*EXERCISE DETAILS*
What follows is a listing. Return every line of it exactly.

Figure data in JSON
+++

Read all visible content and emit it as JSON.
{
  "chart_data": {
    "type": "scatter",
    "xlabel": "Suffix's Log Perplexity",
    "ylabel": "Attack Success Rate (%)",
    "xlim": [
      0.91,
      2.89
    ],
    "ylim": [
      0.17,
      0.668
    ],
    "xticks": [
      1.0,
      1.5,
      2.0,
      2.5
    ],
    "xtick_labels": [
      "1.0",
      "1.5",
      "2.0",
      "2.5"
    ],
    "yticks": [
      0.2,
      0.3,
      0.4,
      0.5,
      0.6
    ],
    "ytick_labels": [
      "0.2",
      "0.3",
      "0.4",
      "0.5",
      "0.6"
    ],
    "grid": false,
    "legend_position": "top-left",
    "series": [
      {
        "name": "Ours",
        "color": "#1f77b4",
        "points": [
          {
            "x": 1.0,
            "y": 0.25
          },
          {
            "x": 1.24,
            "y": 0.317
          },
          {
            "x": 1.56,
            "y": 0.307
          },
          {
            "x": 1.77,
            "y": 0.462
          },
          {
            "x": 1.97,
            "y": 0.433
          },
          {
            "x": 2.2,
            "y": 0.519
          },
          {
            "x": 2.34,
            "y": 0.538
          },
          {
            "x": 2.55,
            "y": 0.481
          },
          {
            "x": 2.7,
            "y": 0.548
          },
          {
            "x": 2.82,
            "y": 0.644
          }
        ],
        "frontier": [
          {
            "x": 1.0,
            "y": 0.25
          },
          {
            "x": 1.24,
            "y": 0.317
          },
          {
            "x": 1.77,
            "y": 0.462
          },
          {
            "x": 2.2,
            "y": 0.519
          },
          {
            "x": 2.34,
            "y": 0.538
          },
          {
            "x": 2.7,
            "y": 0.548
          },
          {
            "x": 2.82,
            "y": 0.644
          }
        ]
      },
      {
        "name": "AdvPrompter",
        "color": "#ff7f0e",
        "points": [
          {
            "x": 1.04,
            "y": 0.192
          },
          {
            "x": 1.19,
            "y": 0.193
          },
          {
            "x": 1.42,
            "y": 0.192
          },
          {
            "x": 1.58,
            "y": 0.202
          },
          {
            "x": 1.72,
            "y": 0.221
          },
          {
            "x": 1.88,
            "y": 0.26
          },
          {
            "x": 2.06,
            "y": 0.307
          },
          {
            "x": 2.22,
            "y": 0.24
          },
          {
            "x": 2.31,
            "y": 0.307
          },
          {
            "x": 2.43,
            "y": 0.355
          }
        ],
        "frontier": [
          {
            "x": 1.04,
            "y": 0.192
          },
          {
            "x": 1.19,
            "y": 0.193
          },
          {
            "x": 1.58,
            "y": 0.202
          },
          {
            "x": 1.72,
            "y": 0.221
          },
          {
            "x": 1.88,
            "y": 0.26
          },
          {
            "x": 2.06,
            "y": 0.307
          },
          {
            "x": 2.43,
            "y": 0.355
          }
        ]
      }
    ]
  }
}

+++

*OUTPUT FOR THIS EXERCISE*
Read all visible content and emit it as JSON.
{
  "chart_data": {
    "type": "scatter",
    "xlabel": "Suffix's Log Perplexity",
    "ylabel": "Attack Success Rate (%)",
    "xlim": [
      0.91,
      2.89
    ],
    "ylim": [
      0.17,
      0.668
    ],
    "xticks": [
      1.0,
      1.5,
      2.0,
      2.5
    ],
    "xtick_labels": [
      "1.0",
      "1.5",
      "2.0",
      "2.5"
    ],
    "yticks": [
      0.2,
      0.3,
      0.4,
      0.5,
      0.6
    ],
    "ytick_labels": [
      "0.2",
      "0.3",
      "0.4",
      "0.5",
      "0.6"
    ],
    "grid": false,
    "legend_position": "top-left",
    "series": [
      {
        "name": "Ours",
        "color": "#1f77b4",
        "points": [
          {
            "x": 1.0,
            "y": 0.25
          },
          {
            "x": 1.24,
            "y": 0.317
          },
          {
            "x": 1.56,
            "y": 0.307
          },
          {
            "x": 1.77,
            "y": 0.462
          },
          {
            "x": 1.97,
            "y": 0.433
          },
          {
            "x": 2.2,
            "y": 0.519
          },
          {
            "x": 2.34,
            "y": 0.538
          },
          {
            "x": 2.55,
            "y": 0.481
          },
          {
            "x": 2.7,
            "y": 0.548
          },
          {
            "x": 2.82,
            "y": 0.644
          }
        ],
        "frontier": [
          {
            "x": 1.0,
            "y": 0.25
          },
          {
            "x": 1.24,
            "y": 0.317
          },
          {
            "x": 1.77,
            "y": 0.462
          },
          {
            "x": 2.2,
            "y": 0.519
          },
          {
            "x": 2.34,
            "y": 0.538
          },
          {
            "x": 2.7,
            "y": 0.548
          },
          {
            "x": 2.82,
            "y": 0.644
          }
        ]
      },
      {
        "name": "AdvPrompter",
        "color": "#ff7f0e",
        "points": [
          {
            "x": 1.04,
            "y": 0.192
          },
          {
            "x": 1.19,
            "y": 0.193
          },
          {
            "x": 1.42,
            "y": 0.192
          },
          {
            "x": 1.58,
            "y": 0.202
          },
          {
            "x": 1.72,
            "y": 0.221
          },
          {
            "x": 1.88,
            "y": 0.26
          },
          {
            "x": 2.06,
            "y": 0.307
          },
          {
            "x": 2.22,
            "y": 0.24
          },
          {
            "x": 2.31,
            "y": 0.307
          },
          {
            "x": 2.43,
            "y": 0.355
          }
        ],
        "frontier": [
          {
            "x": 1.04,
            "y": 0.192
          },
          {
            "x": 1.19,
            "y": 0.193
          },
          {
            "x": 1.58,
            "y": 0.202
          },
          {
            "x": 1.72,
            "y": 0.221
          },
          {
            "x": 1.88,
            "y": 0.26
          },
          {
            "x": 2.06,
            "y": 0.307
          },
          {
            "x": 2.43,
            "y": 0.355
          }
        ]
      }
    ]
  }
}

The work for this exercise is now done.